▶ Stored dataset items:
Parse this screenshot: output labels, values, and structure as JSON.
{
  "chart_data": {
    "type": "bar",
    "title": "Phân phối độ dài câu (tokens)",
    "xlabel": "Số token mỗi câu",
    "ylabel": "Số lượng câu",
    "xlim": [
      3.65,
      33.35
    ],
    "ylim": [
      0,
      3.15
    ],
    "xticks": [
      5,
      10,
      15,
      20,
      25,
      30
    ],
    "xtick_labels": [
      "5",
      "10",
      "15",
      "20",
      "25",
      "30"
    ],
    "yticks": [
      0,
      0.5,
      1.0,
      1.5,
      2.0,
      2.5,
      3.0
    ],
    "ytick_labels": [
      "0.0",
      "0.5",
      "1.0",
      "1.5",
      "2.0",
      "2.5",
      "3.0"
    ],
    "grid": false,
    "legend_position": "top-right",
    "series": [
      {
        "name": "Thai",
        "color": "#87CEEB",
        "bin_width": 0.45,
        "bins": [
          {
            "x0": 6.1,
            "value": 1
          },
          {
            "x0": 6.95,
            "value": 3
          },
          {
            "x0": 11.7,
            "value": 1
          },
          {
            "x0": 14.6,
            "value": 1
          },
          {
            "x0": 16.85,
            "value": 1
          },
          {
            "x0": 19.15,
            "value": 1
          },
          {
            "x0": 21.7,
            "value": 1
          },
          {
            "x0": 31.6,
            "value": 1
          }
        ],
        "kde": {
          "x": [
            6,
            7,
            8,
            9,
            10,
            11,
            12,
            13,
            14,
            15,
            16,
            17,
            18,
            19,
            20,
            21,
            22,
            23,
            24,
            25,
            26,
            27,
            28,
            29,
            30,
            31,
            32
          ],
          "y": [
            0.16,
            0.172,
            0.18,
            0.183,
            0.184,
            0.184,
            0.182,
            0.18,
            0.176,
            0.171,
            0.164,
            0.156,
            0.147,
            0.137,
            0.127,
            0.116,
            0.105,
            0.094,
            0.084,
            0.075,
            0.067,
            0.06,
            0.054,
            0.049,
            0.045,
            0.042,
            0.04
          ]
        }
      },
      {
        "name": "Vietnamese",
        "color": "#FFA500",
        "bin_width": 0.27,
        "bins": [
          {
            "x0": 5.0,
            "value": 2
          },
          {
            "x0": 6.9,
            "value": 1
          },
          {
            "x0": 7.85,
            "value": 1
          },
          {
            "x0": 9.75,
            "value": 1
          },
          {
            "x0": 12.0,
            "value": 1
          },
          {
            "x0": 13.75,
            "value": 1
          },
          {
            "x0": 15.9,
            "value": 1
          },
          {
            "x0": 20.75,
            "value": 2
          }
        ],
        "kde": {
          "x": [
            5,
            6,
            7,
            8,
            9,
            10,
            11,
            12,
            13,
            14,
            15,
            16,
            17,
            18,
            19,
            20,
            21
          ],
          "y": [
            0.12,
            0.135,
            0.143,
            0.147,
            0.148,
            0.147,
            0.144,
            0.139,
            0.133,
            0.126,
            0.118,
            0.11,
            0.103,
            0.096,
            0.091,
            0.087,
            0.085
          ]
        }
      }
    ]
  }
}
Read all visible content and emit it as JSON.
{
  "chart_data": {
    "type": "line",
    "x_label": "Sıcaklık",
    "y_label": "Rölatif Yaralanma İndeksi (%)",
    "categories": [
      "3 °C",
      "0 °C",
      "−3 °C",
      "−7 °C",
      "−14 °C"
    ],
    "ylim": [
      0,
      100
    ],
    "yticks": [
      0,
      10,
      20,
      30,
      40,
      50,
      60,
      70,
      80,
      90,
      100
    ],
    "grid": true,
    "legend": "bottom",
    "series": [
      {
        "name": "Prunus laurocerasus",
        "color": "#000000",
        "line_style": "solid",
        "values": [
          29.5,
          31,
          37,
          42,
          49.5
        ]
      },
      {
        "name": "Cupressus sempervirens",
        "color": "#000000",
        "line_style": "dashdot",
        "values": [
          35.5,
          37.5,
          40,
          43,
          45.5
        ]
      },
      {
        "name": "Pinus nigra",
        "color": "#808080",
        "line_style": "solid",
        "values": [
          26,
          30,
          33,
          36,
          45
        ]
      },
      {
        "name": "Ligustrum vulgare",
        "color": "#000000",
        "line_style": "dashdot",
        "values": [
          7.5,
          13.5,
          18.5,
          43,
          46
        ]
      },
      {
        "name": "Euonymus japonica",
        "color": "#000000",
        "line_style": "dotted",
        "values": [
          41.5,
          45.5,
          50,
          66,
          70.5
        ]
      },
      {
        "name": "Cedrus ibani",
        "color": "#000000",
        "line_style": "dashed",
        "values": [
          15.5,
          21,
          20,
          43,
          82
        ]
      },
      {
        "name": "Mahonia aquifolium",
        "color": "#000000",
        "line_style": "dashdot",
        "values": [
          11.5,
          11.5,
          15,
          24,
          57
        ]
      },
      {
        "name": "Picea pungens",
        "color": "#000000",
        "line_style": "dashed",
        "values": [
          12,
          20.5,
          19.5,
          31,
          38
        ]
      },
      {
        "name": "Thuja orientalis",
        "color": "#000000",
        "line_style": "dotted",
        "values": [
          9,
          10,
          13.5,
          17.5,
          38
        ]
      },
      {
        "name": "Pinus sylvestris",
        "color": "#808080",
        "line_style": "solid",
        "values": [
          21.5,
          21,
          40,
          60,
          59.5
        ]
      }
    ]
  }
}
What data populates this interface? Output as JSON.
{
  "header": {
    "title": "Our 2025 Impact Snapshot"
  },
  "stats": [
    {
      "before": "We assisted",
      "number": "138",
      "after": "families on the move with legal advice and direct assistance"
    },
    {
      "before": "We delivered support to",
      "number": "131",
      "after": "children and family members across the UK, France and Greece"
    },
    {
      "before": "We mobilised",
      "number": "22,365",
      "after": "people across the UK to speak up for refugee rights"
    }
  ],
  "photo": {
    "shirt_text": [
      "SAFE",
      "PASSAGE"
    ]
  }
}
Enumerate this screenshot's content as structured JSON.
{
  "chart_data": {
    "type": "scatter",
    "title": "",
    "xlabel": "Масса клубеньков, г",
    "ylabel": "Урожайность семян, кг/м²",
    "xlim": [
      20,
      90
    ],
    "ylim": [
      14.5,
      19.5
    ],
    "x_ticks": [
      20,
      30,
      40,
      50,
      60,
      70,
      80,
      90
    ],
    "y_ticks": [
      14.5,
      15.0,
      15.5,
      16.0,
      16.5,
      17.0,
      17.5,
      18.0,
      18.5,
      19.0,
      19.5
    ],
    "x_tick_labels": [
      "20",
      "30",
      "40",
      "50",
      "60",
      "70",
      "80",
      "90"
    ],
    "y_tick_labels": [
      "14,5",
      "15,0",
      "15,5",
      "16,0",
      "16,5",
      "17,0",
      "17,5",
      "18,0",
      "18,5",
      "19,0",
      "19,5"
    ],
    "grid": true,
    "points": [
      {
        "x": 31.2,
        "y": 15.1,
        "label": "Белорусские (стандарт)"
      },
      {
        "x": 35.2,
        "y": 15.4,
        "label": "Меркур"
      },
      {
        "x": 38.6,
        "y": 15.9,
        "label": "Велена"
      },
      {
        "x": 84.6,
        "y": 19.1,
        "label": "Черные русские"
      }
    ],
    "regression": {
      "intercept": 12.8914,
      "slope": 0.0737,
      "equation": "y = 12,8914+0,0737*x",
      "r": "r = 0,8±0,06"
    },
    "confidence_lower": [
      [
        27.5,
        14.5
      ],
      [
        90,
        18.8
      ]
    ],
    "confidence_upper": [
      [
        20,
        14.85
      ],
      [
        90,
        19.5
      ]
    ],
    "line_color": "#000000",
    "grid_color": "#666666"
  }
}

▶ Written request:
Output all of the data again. Match it exactly.

▶ Result for this task:
Parse this screenshot: output labels, values, and structure as JSON.
{
  "chart_data": {
    "type": "bar",
    "title": "Phân phối độ dài câu (tokens)",
    "xlabel": "Số token mỗi câu",
    "ylabel": "Số lượng câu",
    "xlim": [
      3.65,
      33.35
    ],
    "ylim": [
      0,
      3.15
    ],
    "xticks": [
      5,
      10,
      15,
      20,
      25,
      30
    ],
    "xtick_labels": [
      "5",
      "10",
      "15",
      "20",
      "25",
      "30"
    ],
    "yticks": [
      0,
      0.5,
      1.0,
      1.5,
      2.0,
      2.5,
      3.0
    ],
    "ytick_labels": [
      "0.0",
      "0.5",
      "1.0",
      "1.5",
      "2.0",
      "2.5",
      "3.0"
    ],
    "grid": false,
    "legend_position": "top-right",
    "series": [
      {
        "name": "Thai",
        "color": "#87CEEB",
        "bin_width": 0.45,
        "bins": [
          {
            "x0": 6.1,
            "value": 1
          },
          {
            "x0": 6.95,
            "value": 3
          },
          {
            "x0": 11.7,
            "value": 1
          },
          {
            "x0": 14.6,
            "value": 1
          },
          {
            "x0": 16.85,
            "value": 1
          },
          {
            "x0": 19.15,
            "value": 1
          },
          {
            "x0": 21.7,
            "value": 1
          },
          {
            "x0": 31.6,
            "value": 1
          }
        ],
        "kde": {
          "x": [
            6,
            7,
            8,
            9,
            10,
            11,
            12,
            13,
            14,
            15,
            16,
            17,
            18,
            19,
            20,
            21,
            22,
            23,
            24,
            25,
            26,
            27,
            28,
            29,
            30,
            31,
            32
          ],
          "y": [
            0.16,
            0.172,
            0.18,
            0.183,
            0.184,
            0.184,
            0.182,
            0.18,
            0.176,
            0.171,
            0.164,
            0.156,
            0.147,
            0.137,
            0.127,
            0.116,
            0.105,
            0.094,
            0.084,
            0.075,
            0.067,
            0.06,
            0.054,
            0.049,
            0.045,
            0.042,
            0.04
          ]
        }
      },
      {
        "name": "Vietnamese",
        "color": "#FFA500",
        "bin_width": 0.27,
        "bins": [
          {
            "x0": 5.0,
            "value": 2
          },
          {
            "x0": 6.9,
            "value": 1
          },
          {
            "x0": 7.85,
            "value": 1
          },
          {
            "x0": 9.75,
            "value": 1
          },
          {
            "x0": 12.0,
            "value": 1
          },
          {
            "x0": 13.75,
            "value": 1
          },
          {
            "x0": 15.9,
            "value": 1
          },
          {
            "x0": 20.75,
            "value": 2
          }
        ],
        "kde": {
          "x": [
            5,
            6,
            7,
            8,
            9,
            10,
            11,
            12,
            13,
            14,
            15,
            16,
            17,
            18,
            19,
            20,
            21
          ],
          "y": [
            0.12,
            0.135,
            0.143,
            0.147,
            0.148,
            0.147,
            0.144,
            0.139,
            0.133,
            0.126,
            0.118,
            0.11,
            0.103,
            0.096,
            0.091,
            0.087,
            0.085
          ]
        }
      }
    ]
  }
}
Read all visible content and emit it as JSON.
{
  "chart_data": {
    "type": "line",
    "x_label": "Sıcaklık",
    "y_label": "Rölatif Yaralanma İndeksi (%)",
    "categories": [
      "3 °C",
      "0 °C",
      "−3 °C",
      "−7 °C",
      "−14 °C"
    ],
    "ylim": [
      0,
      100
    ],
    "yticks": [
      0,
      10,
      20,
      30,
      40,
      50,
      60,
      70,
      80,
      90,
      100
    ],
    "grid": true,
    "legend": "bottom",
    "series": [
      {
        "name": "Prunus laurocerasus",
        "color": "#000000",
        "line_style": "solid",
        "values": [
          29.5,
          31,
          37,
          42,
          49.5
        ]
      },
      {
        "name": "Cupressus sempervirens",
        "color": "#000000",
        "line_style": "dashdot",
        "values": [
          35.5,
          37.5,
          40,
          43,
          45.5
        ]
      },
      {
        "name": "Pinus nigra",
        "color": "#808080",
        "line_style": "solid",
        "values": [
          26,
          30,
          33,
          36,
          45
        ]
      },
      {
        "name": "Ligustrum vulgare",
        "color": "#000000",
        "line_style": "dashdot",
        "values": [
          7.5,
          13.5,
          18.5,
          43,
          46
        ]
      },
      {
        "name": "Euonymus japonica",
        "color": "#000000",
        "line_style": "dotted",
        "values": [
          41.5,
          45.5,
          50,
          66,
          70.5
        ]
      },
      {
        "name": "Cedrus ibani",
        "color": "#000000",
        "line_style": "dashed",
        "values": [
          15.5,
          21,
          20,
          43,
          82
        ]
      },
      {
        "name": "Mahonia aquifolium",
        "color": "#000000",
        "line_style": "dashdot",
        "values": [
          11.5,
          11.5,
          15,
          24,
          57
        ]
      },
      {
        "name": "Picea pungens",
        "color": "#000000",
        "line_style": "dashed",
        "values": [
          12,
          20.5,
          19.5,
          31,
          38
        ]
      },
      {
        "name": "Thuja orientalis",
        "color": "#000000",
        "line_style": "dotted",
        "values": [
          9,
          10,
          13.5,
          17.5,
          38
        ]
      },
      {
        "name": "Pinus sylvestris",
        "color": "#808080",
        "line_style": "solid",
        "values": [
          21.5,
          21,
          40,
          60,
          59.5
        ]
      }
    ]
  }
}
What data populates this interface? Output as JSON.
{
  "header": {
    "title": "Our 2025 Impact Snapshot"
  },
  "stats": [
    {
      "before": "We assisted",
      "number": "138",
      "after": "families on the move with legal advice and direct assistance"
    },
    {
      "before": "We delivered support to",
      "number": "131",
      "after": "children and family members across the UK, France and Greece"
    },
    {
      "before": "We mobilised",
      "number": "22,365",
      "after": "people across the UK to speak up for refugee rights"
    }
  ],
  "photo": {
    "shirt_text": [
      "SAFE",
      "PASSAGE"
    ]
  }
}
Enumerate this screenshot's content as structured JSON.
{
  "chart_data": {
    "type": "scatter",
    "title": "",
    "xlabel": "Масса клубеньков, г",
    "ylabel": "Урожайность семян, кг/м²",
    "xlim": [
      20,
      90
    ],
    "ylim": [
      14.5,
      19.5
    ],
    "x_ticks": [
      20,
      30,
      40,
      50,
      60,
      70,
      80,
      90
    ],
    "y_ticks": [
      14.5,
      15.0,
      15.5,
      16.0,
      16.5,
      17.0,
      17.5,
      18.0,
      18.5,
      19.0,
      19.5
    ],
    "x_tick_labels": [
      "20",
      "30",
      "40",
      "50",
      "60",
      "70",
      "80",
      "90"
    ],
    "y_tick_labels": [
      "14,5",
      "15,0",
      "15,5",
      "16,0",
      "16,5",
      "17,0",
      "17,5",
      "18,0",
      "18,5",
      "19,0",
      "19,5"
    ],
    "grid": true,
    "points": [
      {
        "x": 31.2,
        "y": 15.1,
        "label": "Белорусские (стандарт)"
      },
      {
        "x": 35.2,
        "y": 15.4,
        "label": "Меркур"
      },
      {
        "x": 38.6,
        "y": 15.9,
        "label": "Велена"
      },
      {
        "x": 84.6,
        "y": 19.1,
        "label": "Черные русские"
      }
    ],
    "regression": {
      "intercept": 12.8914,
      "slope": 0.0737,
      "equation": "y = 12,8914+0,0737*x",
      "r": "r = 0,8±0,06"
    },
    "confidence_lower": [
      [
        27.5,
        14.5
      ],
      [
        90,
        18.8
      ]
    ],
    "confidence_upper": [
      [
        20,
        14.85
      ],
      [
        90,
        19.5
      ]
    ],
    "line_color": "#000000",
    "grid_color": "#666666"
  }
}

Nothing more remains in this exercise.